[Start of Records provided]

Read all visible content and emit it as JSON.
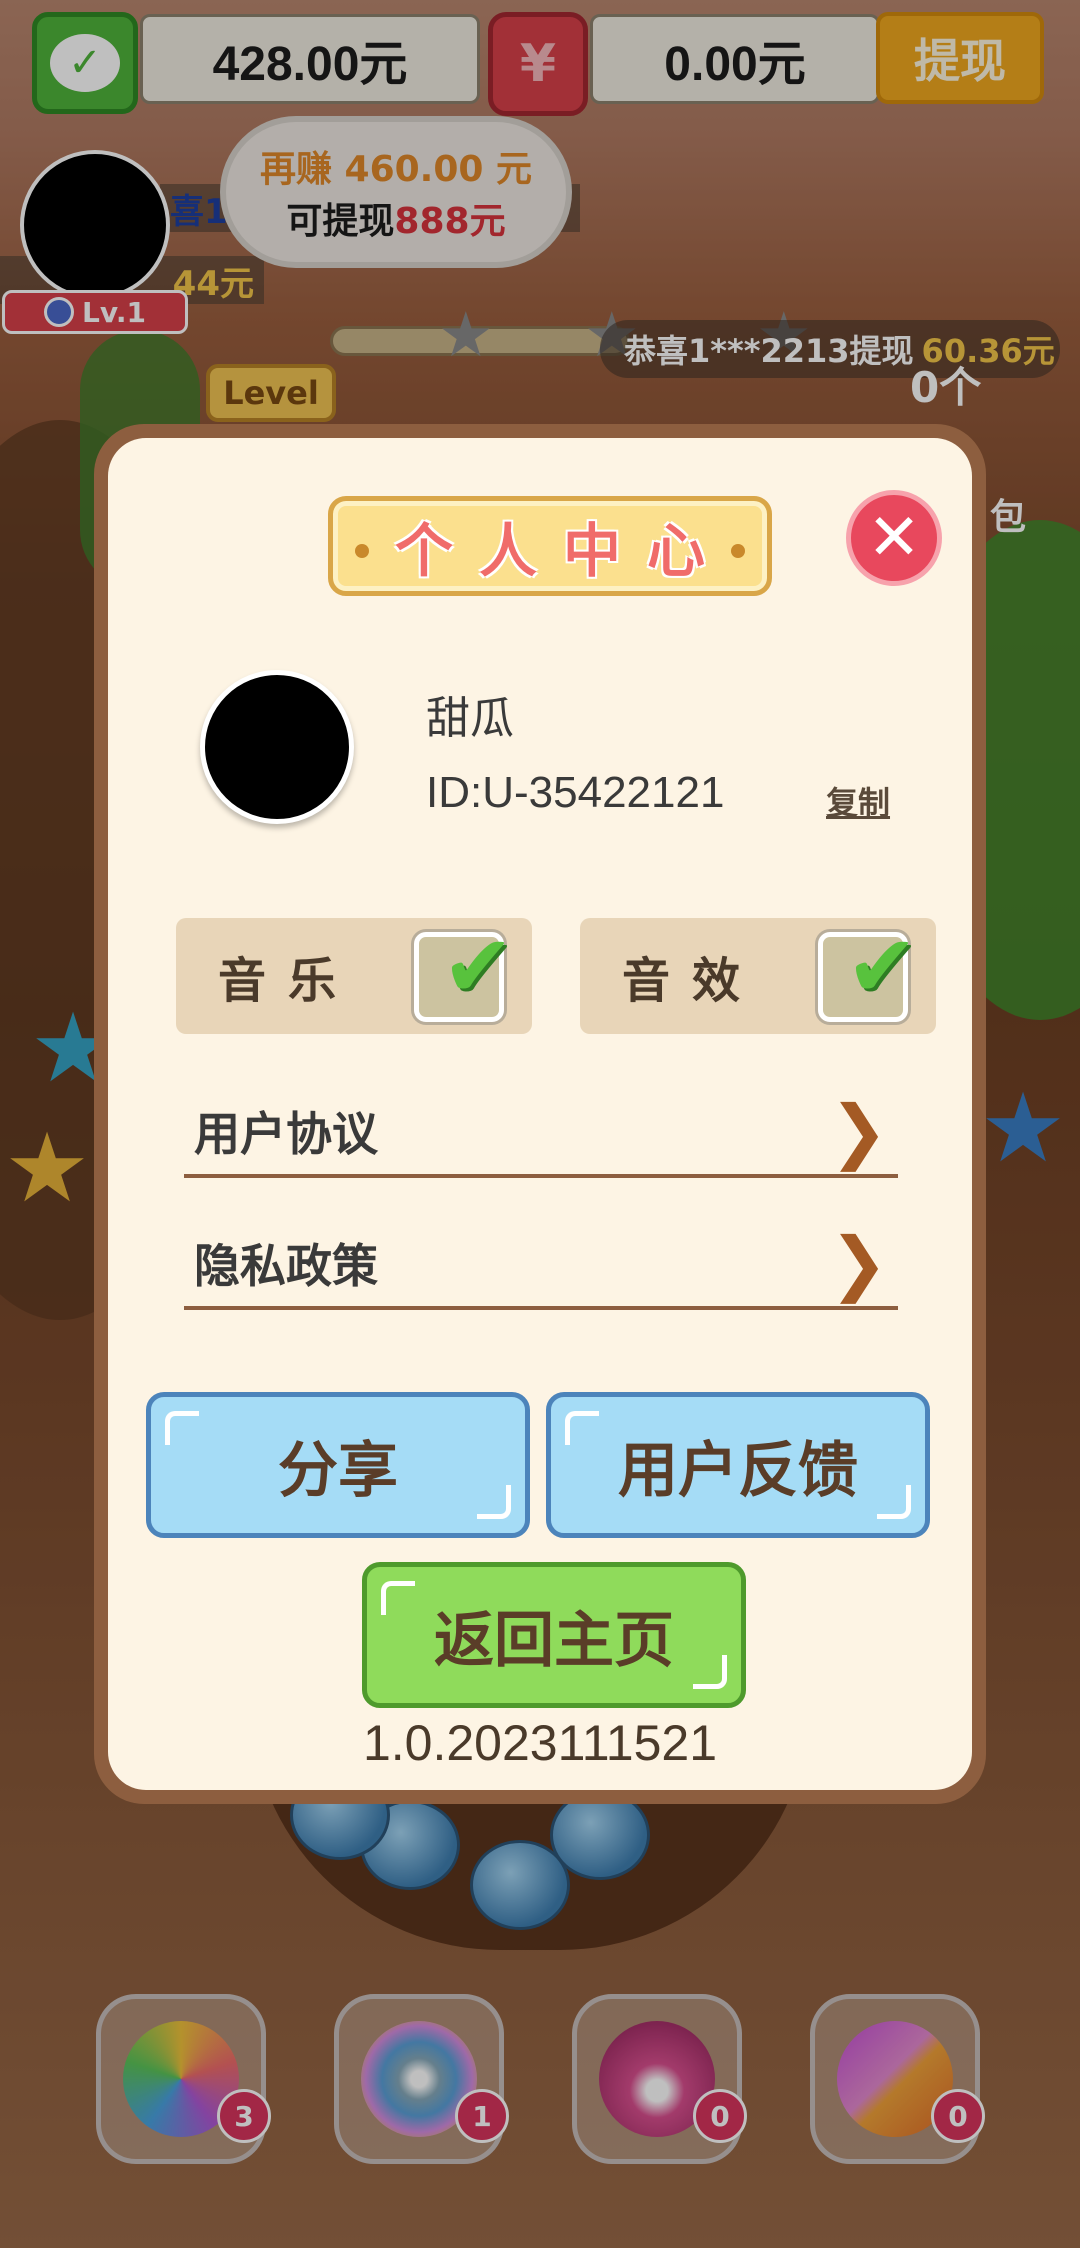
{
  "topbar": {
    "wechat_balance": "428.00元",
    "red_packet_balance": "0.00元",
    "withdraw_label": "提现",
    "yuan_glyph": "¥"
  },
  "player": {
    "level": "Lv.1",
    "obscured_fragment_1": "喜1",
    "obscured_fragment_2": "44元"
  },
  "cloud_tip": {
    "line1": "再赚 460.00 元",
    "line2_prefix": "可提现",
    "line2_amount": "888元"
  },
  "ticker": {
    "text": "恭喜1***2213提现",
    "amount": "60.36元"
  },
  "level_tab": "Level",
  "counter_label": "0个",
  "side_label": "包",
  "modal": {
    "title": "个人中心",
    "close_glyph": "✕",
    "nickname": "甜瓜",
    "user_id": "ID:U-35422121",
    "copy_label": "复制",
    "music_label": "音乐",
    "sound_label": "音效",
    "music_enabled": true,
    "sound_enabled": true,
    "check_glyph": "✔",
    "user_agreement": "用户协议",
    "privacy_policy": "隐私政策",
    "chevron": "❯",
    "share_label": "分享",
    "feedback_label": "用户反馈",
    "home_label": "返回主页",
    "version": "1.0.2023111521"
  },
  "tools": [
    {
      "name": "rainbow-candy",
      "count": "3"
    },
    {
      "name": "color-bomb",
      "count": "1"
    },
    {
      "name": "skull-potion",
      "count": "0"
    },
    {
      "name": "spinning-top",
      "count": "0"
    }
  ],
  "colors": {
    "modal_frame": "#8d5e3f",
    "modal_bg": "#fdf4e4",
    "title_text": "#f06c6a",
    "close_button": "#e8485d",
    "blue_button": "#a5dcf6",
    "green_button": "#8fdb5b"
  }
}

[End of Records provided]
[Start of Records provided]

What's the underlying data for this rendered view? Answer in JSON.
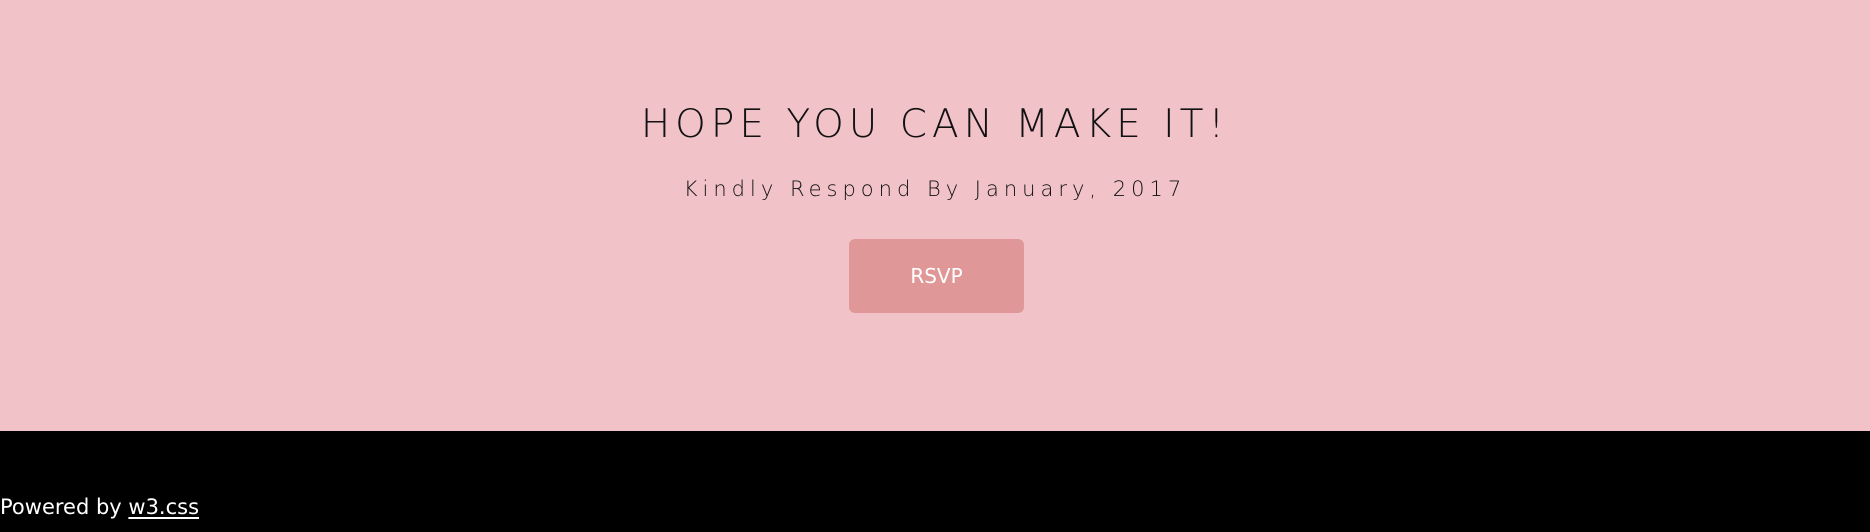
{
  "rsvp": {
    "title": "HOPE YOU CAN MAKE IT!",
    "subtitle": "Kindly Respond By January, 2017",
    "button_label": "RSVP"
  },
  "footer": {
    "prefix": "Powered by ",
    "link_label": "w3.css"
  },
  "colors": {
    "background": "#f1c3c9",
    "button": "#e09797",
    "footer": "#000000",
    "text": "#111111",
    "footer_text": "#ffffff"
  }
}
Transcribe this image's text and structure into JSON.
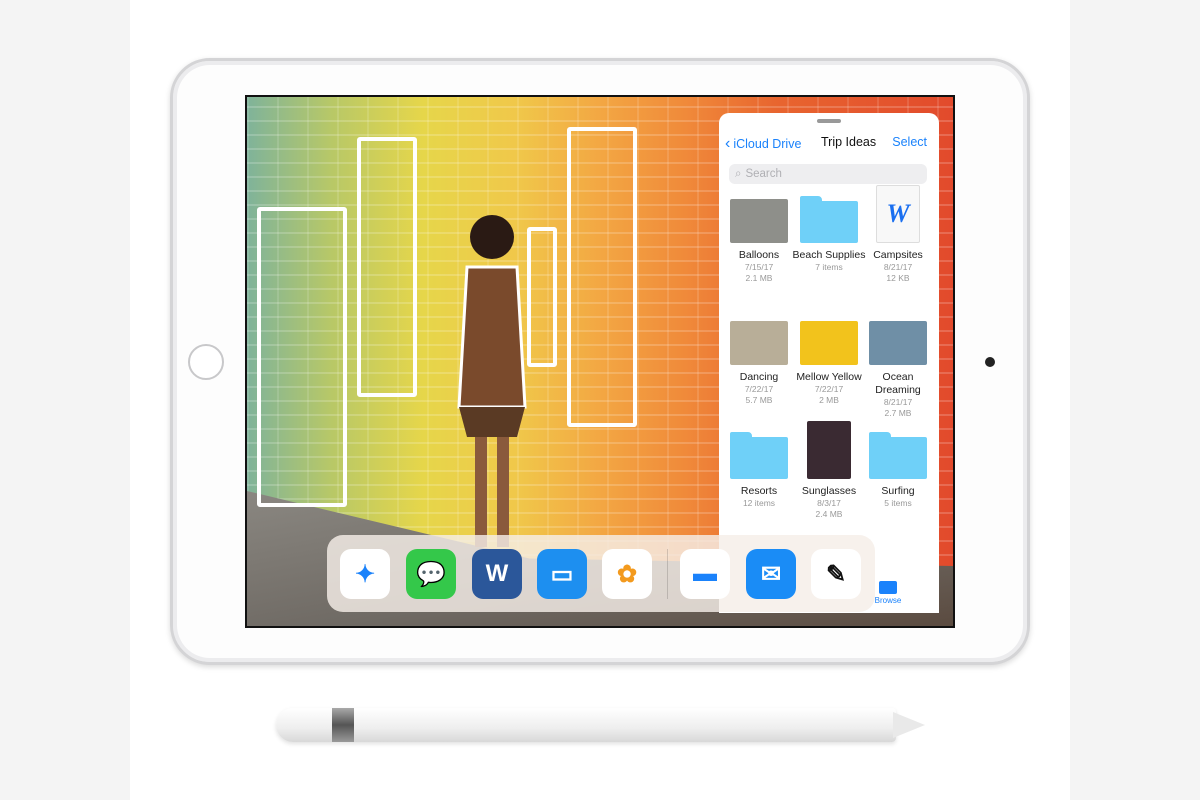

[End of Records provided]
[Start of Records provided]

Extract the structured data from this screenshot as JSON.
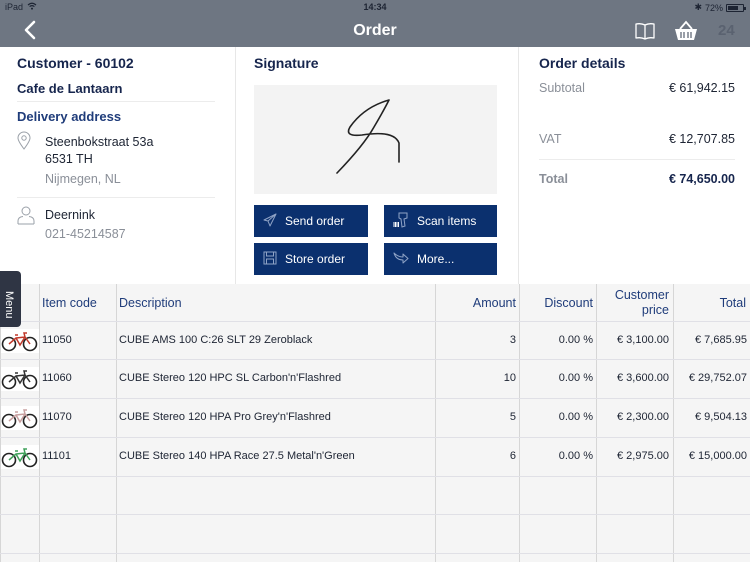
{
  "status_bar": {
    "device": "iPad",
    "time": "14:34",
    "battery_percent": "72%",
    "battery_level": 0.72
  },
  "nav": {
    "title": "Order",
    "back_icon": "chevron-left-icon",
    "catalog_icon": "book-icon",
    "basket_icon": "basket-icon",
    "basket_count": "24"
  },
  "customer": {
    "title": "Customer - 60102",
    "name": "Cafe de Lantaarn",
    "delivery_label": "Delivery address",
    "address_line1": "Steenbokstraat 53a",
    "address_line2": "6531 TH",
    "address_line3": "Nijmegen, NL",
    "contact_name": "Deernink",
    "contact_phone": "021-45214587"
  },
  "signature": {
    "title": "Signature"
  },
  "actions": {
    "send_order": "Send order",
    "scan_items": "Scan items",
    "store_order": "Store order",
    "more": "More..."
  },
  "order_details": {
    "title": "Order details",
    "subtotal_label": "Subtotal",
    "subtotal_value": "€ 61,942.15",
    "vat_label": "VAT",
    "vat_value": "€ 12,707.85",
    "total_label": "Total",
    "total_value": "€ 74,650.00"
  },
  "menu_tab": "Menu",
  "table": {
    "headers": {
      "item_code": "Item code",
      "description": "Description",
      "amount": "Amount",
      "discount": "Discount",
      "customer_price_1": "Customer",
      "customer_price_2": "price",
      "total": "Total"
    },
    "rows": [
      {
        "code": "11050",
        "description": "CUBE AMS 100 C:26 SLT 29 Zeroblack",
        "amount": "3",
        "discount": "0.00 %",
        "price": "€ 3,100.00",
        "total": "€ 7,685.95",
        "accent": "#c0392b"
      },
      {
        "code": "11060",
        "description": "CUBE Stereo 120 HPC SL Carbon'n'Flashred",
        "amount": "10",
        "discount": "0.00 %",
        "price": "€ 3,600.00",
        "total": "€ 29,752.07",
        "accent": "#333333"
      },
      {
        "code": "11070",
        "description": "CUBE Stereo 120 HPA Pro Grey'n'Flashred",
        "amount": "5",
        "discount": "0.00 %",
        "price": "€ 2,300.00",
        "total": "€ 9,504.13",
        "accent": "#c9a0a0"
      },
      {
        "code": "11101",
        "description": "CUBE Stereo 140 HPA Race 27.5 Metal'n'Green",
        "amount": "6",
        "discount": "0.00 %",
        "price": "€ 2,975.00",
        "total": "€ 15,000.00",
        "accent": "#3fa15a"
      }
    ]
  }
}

[End of Records provided]

■ **Work to complete**
Quote the data above exactly from the line with "What's the underlying" to the line with "Transcribe this image's", both ends counted, and nothing else. Pictures don't go in.

■ **Task output**
What's the underlying data for this rendered view? Answer in JSON.
{
  "rsvp": {
    "title": "HOPE YOU CAN MAKE IT!",
    "subtitle": "Kindly Respond By January, 2017",
    "button_label": "RSVP"
  },
  "footer": {
    "prefix": "Powered by ",
    "link_label": "w3.css"
  },
  "colors": {
    "background": "#f1c3c9",
    "button": "#e09797",
    "footer": "#000000",
    "text": "#111111",
    "footer_text": "#ffffff"
  }
}
Transcribe this image's text and structure into JSON.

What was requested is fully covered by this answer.